(Collected data)
^^^^^^^^^^^^^^^^
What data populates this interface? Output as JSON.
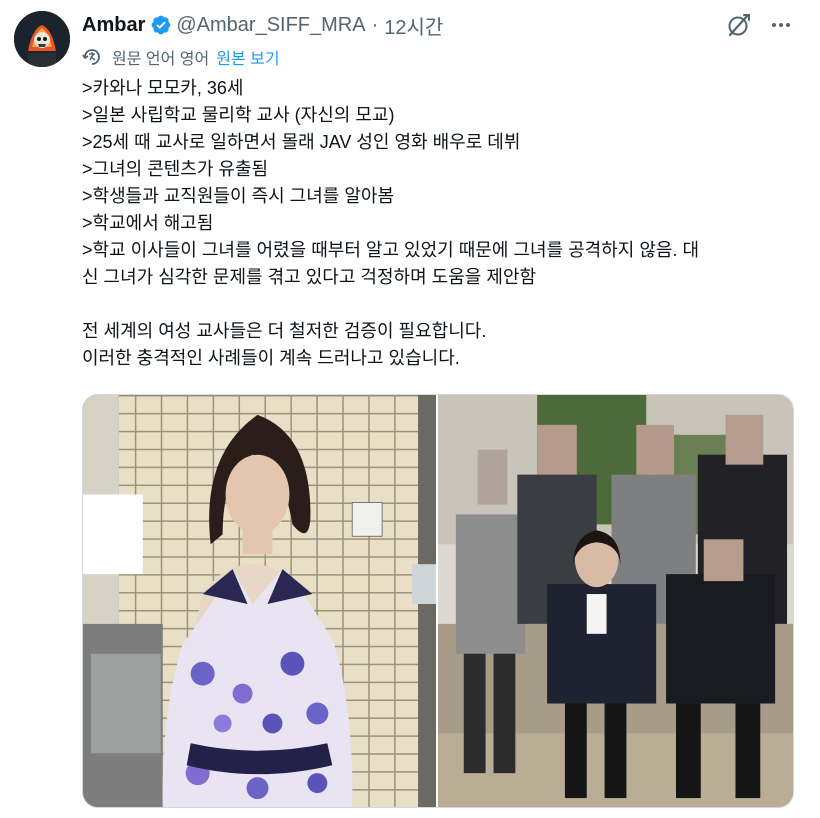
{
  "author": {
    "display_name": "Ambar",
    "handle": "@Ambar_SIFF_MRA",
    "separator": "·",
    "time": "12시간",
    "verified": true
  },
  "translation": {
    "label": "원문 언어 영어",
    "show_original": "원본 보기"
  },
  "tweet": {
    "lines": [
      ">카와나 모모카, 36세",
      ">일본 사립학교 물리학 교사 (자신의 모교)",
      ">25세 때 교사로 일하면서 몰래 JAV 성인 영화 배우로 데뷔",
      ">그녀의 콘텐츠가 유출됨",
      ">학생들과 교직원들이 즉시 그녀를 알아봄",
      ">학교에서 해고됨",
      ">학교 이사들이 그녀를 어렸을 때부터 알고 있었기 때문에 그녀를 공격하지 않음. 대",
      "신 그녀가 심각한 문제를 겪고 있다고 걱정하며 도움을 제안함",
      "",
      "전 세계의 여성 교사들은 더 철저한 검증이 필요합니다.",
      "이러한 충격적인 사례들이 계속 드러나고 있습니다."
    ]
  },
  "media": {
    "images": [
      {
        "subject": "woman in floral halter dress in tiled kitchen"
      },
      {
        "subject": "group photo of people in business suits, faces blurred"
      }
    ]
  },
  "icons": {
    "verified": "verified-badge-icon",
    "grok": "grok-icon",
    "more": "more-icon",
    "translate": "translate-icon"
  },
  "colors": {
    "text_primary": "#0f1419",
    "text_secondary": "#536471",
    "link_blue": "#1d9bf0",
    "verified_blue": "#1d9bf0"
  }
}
^^^^^^^^^^^^^^^^
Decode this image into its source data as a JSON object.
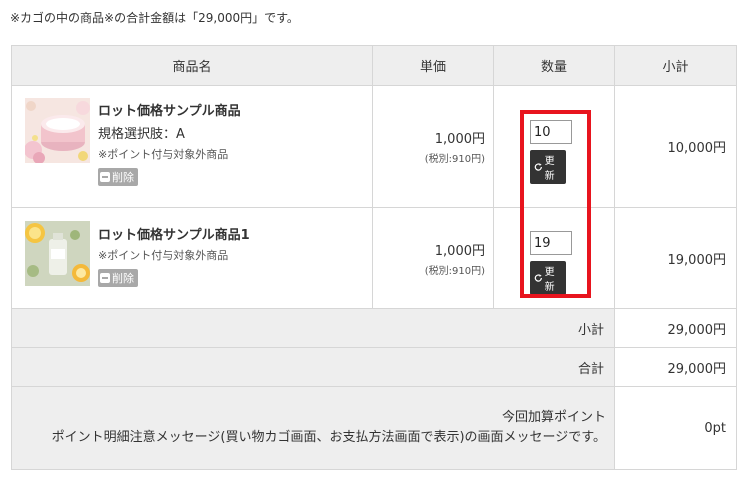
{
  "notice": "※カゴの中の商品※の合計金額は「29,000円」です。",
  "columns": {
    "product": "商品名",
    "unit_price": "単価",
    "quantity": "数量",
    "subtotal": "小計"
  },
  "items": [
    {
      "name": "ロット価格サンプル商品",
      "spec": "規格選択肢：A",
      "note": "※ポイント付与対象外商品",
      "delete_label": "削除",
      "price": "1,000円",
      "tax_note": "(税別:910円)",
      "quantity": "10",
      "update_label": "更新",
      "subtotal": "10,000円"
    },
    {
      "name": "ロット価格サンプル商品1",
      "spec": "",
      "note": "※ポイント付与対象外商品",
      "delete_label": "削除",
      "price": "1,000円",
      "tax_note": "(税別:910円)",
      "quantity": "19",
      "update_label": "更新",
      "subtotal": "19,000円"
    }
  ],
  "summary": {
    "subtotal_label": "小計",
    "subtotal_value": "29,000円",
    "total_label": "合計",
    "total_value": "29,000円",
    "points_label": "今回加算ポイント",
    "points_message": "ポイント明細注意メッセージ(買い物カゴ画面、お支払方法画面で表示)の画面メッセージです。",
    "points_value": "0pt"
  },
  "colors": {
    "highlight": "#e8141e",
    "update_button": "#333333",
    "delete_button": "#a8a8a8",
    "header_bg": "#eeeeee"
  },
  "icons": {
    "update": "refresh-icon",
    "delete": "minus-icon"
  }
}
^^^^^^^^^^^^^^^^
Identify all lines where the word "quantity" shows up. Copy them.

### Exercise output
    "quantity": "数量",
      "quantity": "10",
      "quantity": "19",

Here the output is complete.